Listed entries -

===

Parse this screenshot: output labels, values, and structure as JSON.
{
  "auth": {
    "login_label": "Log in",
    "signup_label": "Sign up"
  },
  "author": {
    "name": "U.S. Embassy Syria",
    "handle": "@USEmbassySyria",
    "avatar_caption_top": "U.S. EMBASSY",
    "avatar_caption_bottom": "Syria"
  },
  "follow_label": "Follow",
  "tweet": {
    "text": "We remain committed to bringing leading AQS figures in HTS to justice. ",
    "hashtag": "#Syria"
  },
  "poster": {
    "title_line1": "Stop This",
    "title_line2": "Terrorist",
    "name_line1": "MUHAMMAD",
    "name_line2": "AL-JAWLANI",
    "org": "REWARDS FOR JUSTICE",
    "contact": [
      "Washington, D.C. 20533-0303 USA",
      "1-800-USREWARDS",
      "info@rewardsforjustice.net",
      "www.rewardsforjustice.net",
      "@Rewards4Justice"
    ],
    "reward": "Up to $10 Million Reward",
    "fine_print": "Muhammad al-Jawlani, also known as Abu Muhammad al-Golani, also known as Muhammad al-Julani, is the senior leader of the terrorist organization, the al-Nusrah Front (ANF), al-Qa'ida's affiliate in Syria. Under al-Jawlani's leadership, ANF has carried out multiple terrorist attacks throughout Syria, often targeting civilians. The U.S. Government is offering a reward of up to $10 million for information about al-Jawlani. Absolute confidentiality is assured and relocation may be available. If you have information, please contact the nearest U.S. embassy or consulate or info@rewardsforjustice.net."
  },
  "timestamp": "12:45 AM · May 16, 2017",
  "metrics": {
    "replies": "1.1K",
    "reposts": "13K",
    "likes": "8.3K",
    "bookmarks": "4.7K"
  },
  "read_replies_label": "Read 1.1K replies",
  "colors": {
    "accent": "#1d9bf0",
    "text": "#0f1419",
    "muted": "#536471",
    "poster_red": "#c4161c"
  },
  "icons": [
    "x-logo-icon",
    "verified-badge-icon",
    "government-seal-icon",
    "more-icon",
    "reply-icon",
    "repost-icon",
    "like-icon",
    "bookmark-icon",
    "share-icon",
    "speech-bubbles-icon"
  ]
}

===

Short exercise - Each line of the listing should be copied exactly.

Finished answer -
Parse this screenshot: output labels, values, and structure as JSON.
{
  "auth": {
    "login_label": "Log in",
    "signup_label": "Sign up"
  },
  "author": {
    "name": "U.S. Embassy Syria",
    "handle": "@USEmbassySyria",
    "avatar_caption_top": "U.S. EMBASSY",
    "avatar_caption_bottom": "Syria"
  },
  "follow_label": "Follow",
  "tweet": {
    "text": "We remain committed to bringing leading AQS figures in HTS to justice. ",
    "hashtag": "#Syria"
  },
  "poster": {
    "title_line1": "Stop This",
    "title_line2": "Terrorist",
    "name_line1": "MUHAMMAD",
    "name_line2": "AL-JAWLANI",
    "org": "REWARDS FOR JUSTICE",
    "contact": [
      "Washington, D.C. 20533-0303 USA",
      "1-800-USREWARDS",
      "info@rewardsforjustice.net",
      "www.rewardsforjustice.net",
      "@Rewards4Justice"
    ],
    "reward": "Up to $10 Million Reward",
    "fine_print": "Muhammad al-Jawlani, also known as Abu Muhammad al-Golani, also known as Muhammad al-Julani, is the senior leader of the terrorist organization, the al-Nusrah Front (ANF), al-Qa'ida's affiliate in Syria. Under al-Jawlani's leadership, ANF has carried out multiple terrorist attacks throughout Syria, often targeting civilians. The U.S. Government is offering a reward of up to $10 million for information about al-Jawlani. Absolute confidentiality is assured and relocation may be available. If you have information, please contact the nearest U.S. embassy or consulate or info@rewardsforjustice.net."
  },
  "timestamp": "12:45 AM · May 16, 2017",
  "metrics": {
    "replies": "1.1K",
    "reposts": "13K",
    "likes": "8.3K",
    "bookmarks": "4.7K"
  },
  "read_replies_label": "Read 1.1K replies",
  "colors": {
    "accent": "#1d9bf0",
    "text": "#0f1419",
    "muted": "#536471",
    "poster_red": "#c4161c"
  },
  "icons": [
    "x-logo-icon",
    "verified-badge-icon",
    "government-seal-icon",
    "more-icon",
    "reply-icon",
    "repost-icon",
    "like-icon",
    "bookmark-icon",
    "share-icon",
    "speech-bubbles-icon"
  ]
}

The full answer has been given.